Aim of the task —
Each line that holds the word "hand" counts once; give the total number of such lines and nothing else.
┏━━
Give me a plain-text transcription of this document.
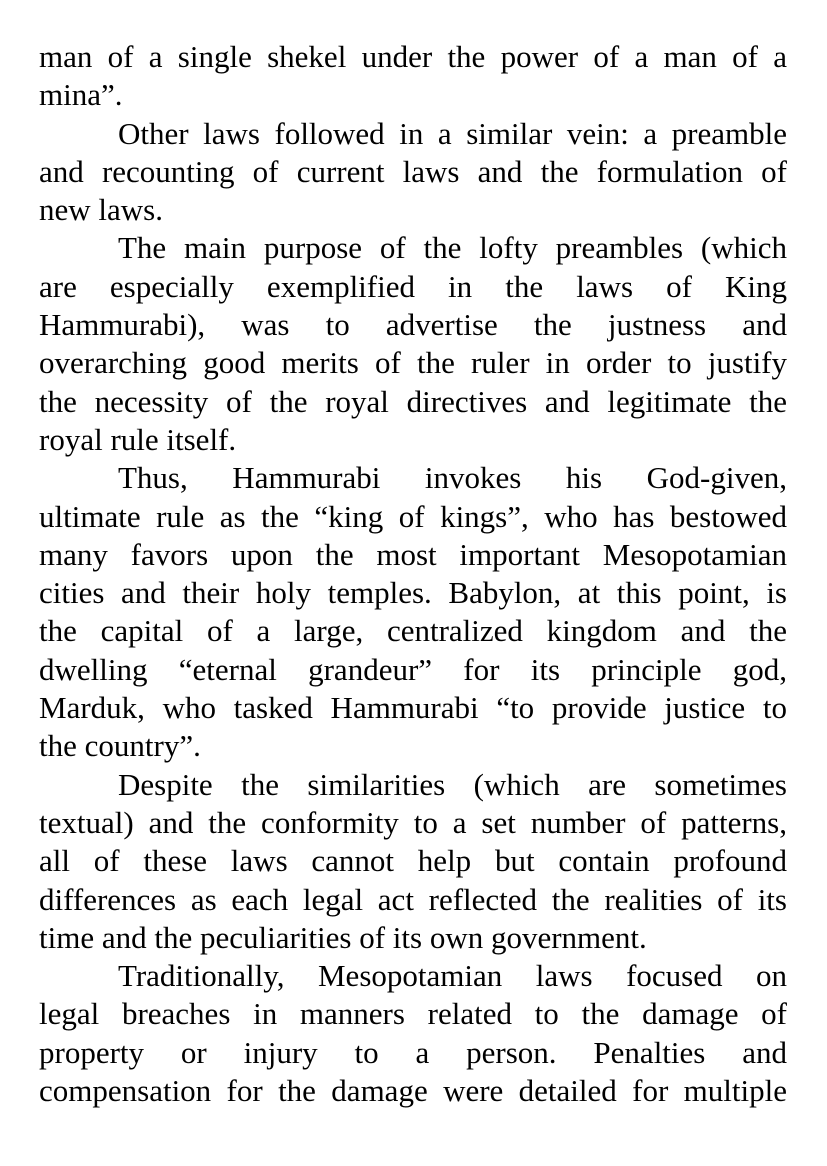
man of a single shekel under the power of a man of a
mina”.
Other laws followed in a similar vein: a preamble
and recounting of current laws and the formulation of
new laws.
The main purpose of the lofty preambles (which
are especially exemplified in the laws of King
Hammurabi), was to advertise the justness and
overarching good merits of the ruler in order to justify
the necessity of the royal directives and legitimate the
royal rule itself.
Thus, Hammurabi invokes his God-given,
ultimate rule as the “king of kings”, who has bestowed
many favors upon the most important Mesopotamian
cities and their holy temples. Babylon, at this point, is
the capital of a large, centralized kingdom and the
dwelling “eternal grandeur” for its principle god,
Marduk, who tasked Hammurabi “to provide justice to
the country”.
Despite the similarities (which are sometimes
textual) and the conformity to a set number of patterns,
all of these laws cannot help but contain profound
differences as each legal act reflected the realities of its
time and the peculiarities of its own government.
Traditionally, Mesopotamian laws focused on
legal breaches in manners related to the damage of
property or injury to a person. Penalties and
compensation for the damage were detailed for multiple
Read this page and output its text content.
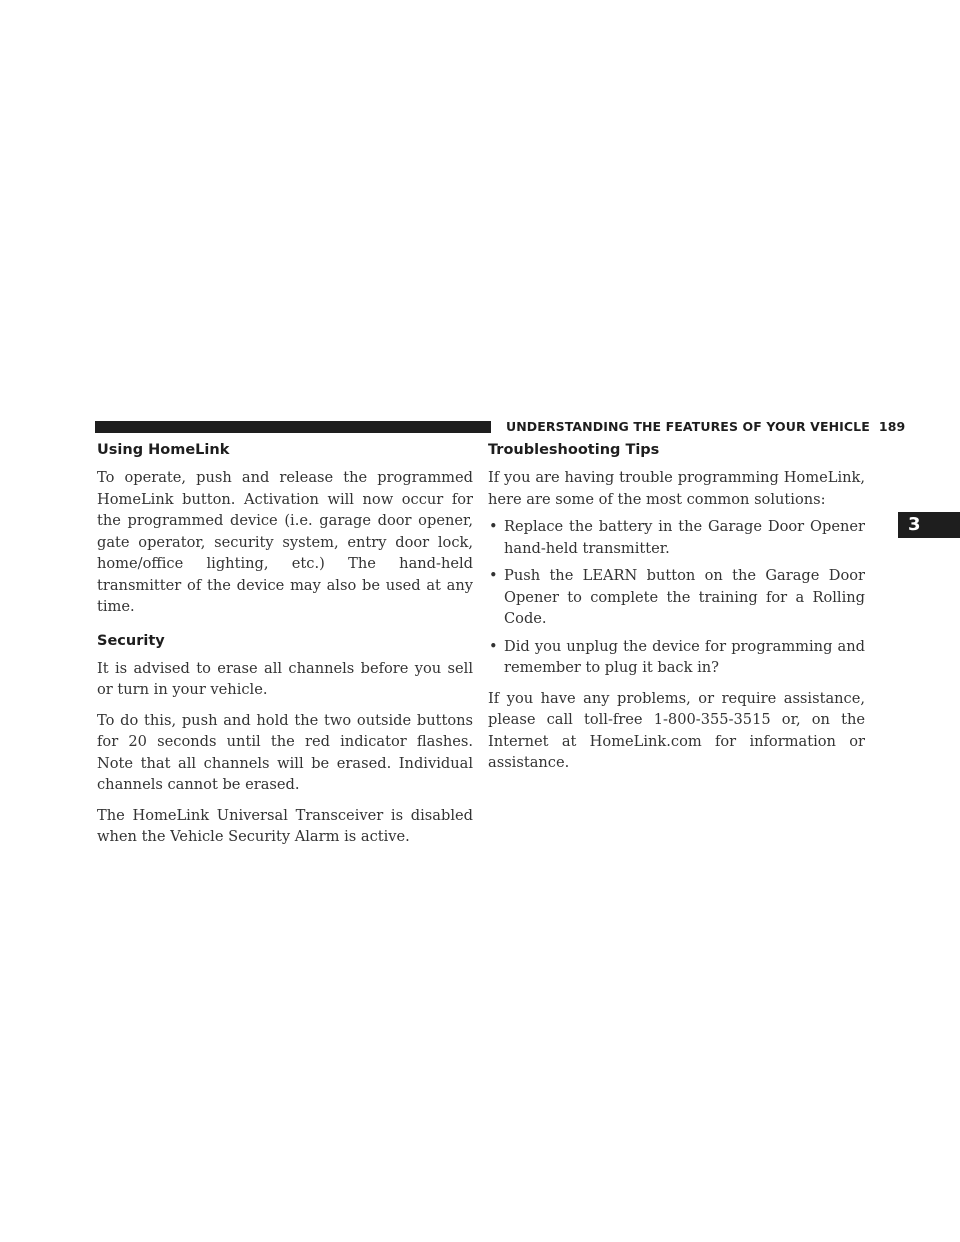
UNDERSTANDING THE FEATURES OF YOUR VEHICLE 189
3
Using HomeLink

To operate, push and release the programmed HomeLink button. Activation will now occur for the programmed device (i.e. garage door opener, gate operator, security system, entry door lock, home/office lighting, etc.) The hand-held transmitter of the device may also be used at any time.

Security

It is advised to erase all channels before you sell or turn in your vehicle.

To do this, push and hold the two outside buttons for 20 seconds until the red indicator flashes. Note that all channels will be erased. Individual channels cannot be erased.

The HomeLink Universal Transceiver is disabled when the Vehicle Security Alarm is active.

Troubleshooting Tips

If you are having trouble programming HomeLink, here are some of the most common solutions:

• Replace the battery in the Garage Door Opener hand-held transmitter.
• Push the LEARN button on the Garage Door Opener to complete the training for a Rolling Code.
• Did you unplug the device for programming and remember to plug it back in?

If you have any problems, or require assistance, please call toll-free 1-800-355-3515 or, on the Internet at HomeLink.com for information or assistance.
┗━━
Solution to this problem —
2